> Work to complete:
Could you write out the records below exactly as they appear?

--

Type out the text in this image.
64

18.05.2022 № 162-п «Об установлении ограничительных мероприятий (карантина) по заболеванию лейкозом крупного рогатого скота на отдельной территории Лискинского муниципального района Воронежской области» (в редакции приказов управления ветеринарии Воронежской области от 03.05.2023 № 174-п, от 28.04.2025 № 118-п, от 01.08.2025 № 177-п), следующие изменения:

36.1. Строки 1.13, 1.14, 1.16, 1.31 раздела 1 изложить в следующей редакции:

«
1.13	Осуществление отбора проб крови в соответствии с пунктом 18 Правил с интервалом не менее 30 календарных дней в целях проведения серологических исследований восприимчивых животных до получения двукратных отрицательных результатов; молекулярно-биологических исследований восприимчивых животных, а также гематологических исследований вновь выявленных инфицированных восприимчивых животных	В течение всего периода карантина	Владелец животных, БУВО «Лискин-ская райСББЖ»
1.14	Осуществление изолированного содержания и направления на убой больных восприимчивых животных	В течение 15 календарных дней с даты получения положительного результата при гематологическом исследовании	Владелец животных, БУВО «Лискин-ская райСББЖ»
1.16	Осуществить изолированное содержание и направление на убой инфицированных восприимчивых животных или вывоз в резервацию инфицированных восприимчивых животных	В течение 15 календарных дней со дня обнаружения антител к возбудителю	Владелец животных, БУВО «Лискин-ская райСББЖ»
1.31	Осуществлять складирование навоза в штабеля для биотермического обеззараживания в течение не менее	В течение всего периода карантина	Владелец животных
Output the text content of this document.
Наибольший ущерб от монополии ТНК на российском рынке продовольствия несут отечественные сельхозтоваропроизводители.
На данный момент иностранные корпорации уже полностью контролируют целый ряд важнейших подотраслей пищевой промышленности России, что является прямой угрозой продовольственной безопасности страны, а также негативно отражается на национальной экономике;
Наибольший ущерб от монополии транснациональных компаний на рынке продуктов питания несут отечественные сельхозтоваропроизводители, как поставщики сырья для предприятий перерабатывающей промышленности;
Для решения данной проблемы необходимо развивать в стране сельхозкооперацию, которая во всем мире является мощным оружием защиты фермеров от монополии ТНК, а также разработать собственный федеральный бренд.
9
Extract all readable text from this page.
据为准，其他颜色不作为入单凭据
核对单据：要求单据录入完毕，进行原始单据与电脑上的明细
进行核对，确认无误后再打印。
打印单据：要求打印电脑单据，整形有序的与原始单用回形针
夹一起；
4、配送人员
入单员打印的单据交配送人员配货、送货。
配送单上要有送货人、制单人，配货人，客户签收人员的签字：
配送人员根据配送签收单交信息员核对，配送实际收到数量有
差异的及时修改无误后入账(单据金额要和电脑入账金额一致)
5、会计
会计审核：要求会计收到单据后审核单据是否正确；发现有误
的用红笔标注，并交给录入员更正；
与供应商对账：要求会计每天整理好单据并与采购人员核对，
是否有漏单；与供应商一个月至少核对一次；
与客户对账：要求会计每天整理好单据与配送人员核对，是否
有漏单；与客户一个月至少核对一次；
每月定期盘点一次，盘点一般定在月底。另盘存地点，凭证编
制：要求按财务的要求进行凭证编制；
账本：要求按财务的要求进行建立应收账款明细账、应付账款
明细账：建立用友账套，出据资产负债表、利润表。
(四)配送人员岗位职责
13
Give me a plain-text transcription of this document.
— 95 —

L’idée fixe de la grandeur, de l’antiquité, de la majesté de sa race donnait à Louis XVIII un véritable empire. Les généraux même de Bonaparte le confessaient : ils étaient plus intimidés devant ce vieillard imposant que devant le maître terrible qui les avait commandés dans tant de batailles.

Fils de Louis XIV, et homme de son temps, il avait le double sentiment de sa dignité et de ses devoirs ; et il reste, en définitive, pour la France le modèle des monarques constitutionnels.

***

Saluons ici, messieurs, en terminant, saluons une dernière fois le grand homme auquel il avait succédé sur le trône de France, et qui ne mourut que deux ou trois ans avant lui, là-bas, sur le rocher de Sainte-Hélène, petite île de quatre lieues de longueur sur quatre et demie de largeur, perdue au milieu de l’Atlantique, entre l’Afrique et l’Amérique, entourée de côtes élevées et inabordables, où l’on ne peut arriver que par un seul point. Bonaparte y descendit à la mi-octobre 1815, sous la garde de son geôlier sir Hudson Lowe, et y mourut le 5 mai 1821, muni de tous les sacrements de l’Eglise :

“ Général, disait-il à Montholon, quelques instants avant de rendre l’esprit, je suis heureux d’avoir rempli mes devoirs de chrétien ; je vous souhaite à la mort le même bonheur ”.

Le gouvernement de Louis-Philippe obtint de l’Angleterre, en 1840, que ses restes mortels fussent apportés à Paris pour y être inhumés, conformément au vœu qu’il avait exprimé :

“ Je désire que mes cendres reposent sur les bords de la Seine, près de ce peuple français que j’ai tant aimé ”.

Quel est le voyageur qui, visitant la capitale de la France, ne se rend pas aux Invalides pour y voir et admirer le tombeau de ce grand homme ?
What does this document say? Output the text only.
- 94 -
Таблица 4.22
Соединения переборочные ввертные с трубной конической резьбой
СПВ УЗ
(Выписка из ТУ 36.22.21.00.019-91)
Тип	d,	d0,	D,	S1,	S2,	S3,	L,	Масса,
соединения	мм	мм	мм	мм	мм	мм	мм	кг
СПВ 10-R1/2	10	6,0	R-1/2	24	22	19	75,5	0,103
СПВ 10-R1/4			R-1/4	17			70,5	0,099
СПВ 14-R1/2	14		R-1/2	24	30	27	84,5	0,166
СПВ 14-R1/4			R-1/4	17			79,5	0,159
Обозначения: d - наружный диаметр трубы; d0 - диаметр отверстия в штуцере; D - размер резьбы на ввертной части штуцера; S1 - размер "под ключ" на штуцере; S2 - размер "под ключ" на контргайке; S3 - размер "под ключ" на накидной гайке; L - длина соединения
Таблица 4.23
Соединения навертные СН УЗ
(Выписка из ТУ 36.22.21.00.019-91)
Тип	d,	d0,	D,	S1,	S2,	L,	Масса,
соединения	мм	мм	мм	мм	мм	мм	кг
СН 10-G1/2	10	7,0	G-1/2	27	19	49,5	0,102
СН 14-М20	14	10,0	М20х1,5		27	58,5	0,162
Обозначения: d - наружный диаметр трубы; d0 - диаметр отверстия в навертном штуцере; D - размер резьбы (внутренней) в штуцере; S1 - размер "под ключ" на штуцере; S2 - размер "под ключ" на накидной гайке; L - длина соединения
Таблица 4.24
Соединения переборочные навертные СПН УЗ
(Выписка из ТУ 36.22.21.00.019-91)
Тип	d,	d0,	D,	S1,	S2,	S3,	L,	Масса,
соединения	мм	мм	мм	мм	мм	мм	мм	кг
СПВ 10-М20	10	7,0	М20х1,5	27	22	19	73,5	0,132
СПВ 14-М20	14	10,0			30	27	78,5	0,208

--

> Task result:
Type out the text in this image.
64

18.05.2022 № 162-п «Об установлении ограничительных мероприятий (карантина) по заболеванию лейкозом крупного рогатого скота на отдельной территории Лискинского муниципального района Воронежской области» (в редакции приказов управления ветеринарии Воронежской области от 03.05.2023 № 174-п, от 28.04.2025 № 118-п, от 01.08.2025 № 177-п), следующие изменения:

36.1. Строки 1.13, 1.14, 1.16, 1.31 раздела 1 изложить в следующей редакции:

«
1.13	Осуществление отбора проб крови в соответствии с пунктом 18 Правил с интервалом не менее 30 календарных дней в целях проведения серологических исследований восприимчивых животных до получения двукратных отрицательных результатов; молекулярно-биологических исследований восприимчивых животных, а также гематологических исследований вновь выявленных инфицированных восприимчивых животных	В течение всего периода карантина	Владелец животных, БУВО «Лискин-ская райСББЖ»
1.14	Осуществление изолированного содержания и направления на убой больных восприимчивых животных	В течение 15 календарных дней с даты получения положительного результата при гематологическом исследовании	Владелец животных, БУВО «Лискин-ская райСББЖ»
1.16	Осуществить изолированное содержание и направление на убой инфицированных восприимчивых животных или вывоз в резервацию инфицированных восприимчивых животных	В течение 15 календарных дней со дня обнаружения антител к возбудителю	Владелец животных, БУВО «Лискин-ская райСББЖ»
1.31	Осуществлять складирование навоза в штабеля для биотермического обеззараживания в течение не менее	В течение всего периода карантина	Владелец животных
Output the text content of this document.
Наибольший ущерб от монополии ТНК на российском рынке продовольствия несут отечественные сельхозтоваропроизводители.
На данный момент иностранные корпорации уже полностью контролируют целый ряд важнейших подотраслей пищевой промышленности России, что является прямой угрозой продовольственной безопасности страны, а также негативно отражается на национальной экономике;
Наибольший ущерб от монополии транснациональных компаний на рынке продуктов питания несут отечественные сельхозтоваропроизводители, как поставщики сырья для предприятий перерабатывающей промышленности;
Для решения данной проблемы необходимо развивать в стране сельхозкооперацию, которая во всем мире является мощным оружием защиты фермеров от монополии ТНК, а также разработать собственный федеральный бренд.
9
Extract all readable text from this page.
据为准，其他颜色不作为入单凭据
核对单据：要求单据录入完毕，进行原始单据与电脑上的明细
进行核对，确认无误后再打印。
打印单据：要求打印电脑单据，整形有序的与原始单用回形针
夹一起；
4、配送人员
入单员打印的单据交配送人员配货、送货。
配送单上要有送货人、制单人，配货人，客户签收人员的签字：
配送人员根据配送签收单交信息员核对，配送实际收到数量有
差异的及时修改无误后入账(单据金额要和电脑入账金额一致)
5、会计
会计审核：要求会计收到单据后审核单据是否正确；发现有误
的用红笔标注，并交给录入员更正；
与供应商对账：要求会计每天整理好单据并与采购人员核对，
是否有漏单；与供应商一个月至少核对一次；
与客户对账：要求会计每天整理好单据与配送人员核对，是否
有漏单；与客户一个月至少核对一次；
每月定期盘点一次，盘点一般定在月底。另盘存地点，凭证编
制：要求按财务的要求进行凭证编制；
账本：要求按财务的要求进行建立应收账款明细账、应付账款
明细账：建立用友账套，出据资产负债表、利润表。
(四)配送人员岗位职责
13
Give me a plain-text transcription of this document.
— 95 —

L’idée fixe de la grandeur, de l’antiquité, de la majesté de sa race donnait à Louis XVIII un véritable empire. Les généraux même de Bonaparte le confessaient : ils étaient plus intimidés devant ce vieillard imposant que devant le maître terrible qui les avait commandés dans tant de batailles.

Fils de Louis XIV, et homme de son temps, il avait le double sentiment de sa dignité et de ses devoirs ; et il reste, en définitive, pour la France le modèle des monarques constitutionnels.

***

Saluons ici, messieurs, en terminant, saluons une dernière fois le grand homme auquel il avait succédé sur le trône de France, et qui ne mourut que deux ou trois ans avant lui, là-bas, sur le rocher de Sainte-Hélène, petite île de quatre lieues de longueur sur quatre et demie de largeur, perdue au milieu de l’Atlantique, entre l’Afrique et l’Amérique, entourée de côtes élevées et inabordables, où l’on ne peut arriver que par un seul point. Bonaparte y descendit à la mi-octobre 1815, sous la garde de son geôlier sir Hudson Lowe, et y mourut le 5 mai 1821, muni de tous les sacrements de l’Eglise :

“ Général, disait-il à Montholon, quelques instants avant de rendre l’esprit, je suis heureux d’avoir rempli mes devoirs de chrétien ; je vous souhaite à la mort le même bonheur ”.

Le gouvernement de Louis-Philippe obtint de l’Angleterre, en 1840, que ses restes mortels fussent apportés à Paris pour y être inhumés, conformément au vœu qu’il avait exprimé :

“ Je désire que mes cendres reposent sur les bords de la Seine, près de ce peuple français que j’ai tant aimé ”.

Quel est le voyageur qui, visitant la capitale de la France, ne se rend pas aux Invalides pour y voir et admirer le tombeau de ce grand homme ?
What does this document say? Output the text only.
- 94 -
Таблица 4.22
Соединения переборочные ввертные с трубной конической резьбой
СПВ УЗ
(Выписка из ТУ 36.22.21.00.019-91)
Тип	d,	d0,	D,	S1,	S2,	S3,	L,	Масса,
соединения	мм	мм	мм	мм	мм	мм	мм	кг
СПВ 10-R1/2	10	6,0	R-1/2	24	22	19	75,5	0,103
СПВ 10-R1/4			R-1/4	17			70,5	0,099
СПВ 14-R1/2	14		R-1/2	24	30	27	84,5	0,166
СПВ 14-R1/4			R-1/4	17			79,5	0,159
Обозначения: d - наружный диаметр трубы; d0 - диаметр отверстия в штуцере; D - размер резьбы на ввертной части штуцера; S1 - размер "под ключ" на штуцере; S2 - размер "под ключ" на контргайке; S3 - размер "под ключ" на накидной гайке; L - длина соединения
Таблица 4.23
Соединения навертные СН УЗ
(Выписка из ТУ 36.22.21.00.019-91)
Тип	d,	d0,	D,	S1,	S2,	L,	Масса,
соединения	мм	мм	мм	мм	мм	мм	кг
СН 10-G1/2	10	7,0	G-1/2	27	19	49,5	0,102
СН 14-М20	14	10,0	М20х1,5		27	58,5	0,162
Обозначения: d - наружный диаметр трубы; d0 - диаметр отверстия в навертном штуцере; D - размер резьбы (внутренней) в штуцере; S1 - размер "под ключ" на штуцере; S2 - размер "под ключ" на накидной гайке; L - длина соединения
Таблица 4.24
Соединения переборочные навертные СПН УЗ
(Выписка из ТУ 36.22.21.00.019-91)
Тип	d,	d0,	D,	S1,	S2,	S3,	L,	Масса,
соединения	мм	мм	мм	мм	мм	мм	мм	кг
СПВ 10-М20	10	7,0	М20х1,5	27	22	19	73,5	0,132
СПВ 14-М20	14	10,0			30	27	78,5	0,208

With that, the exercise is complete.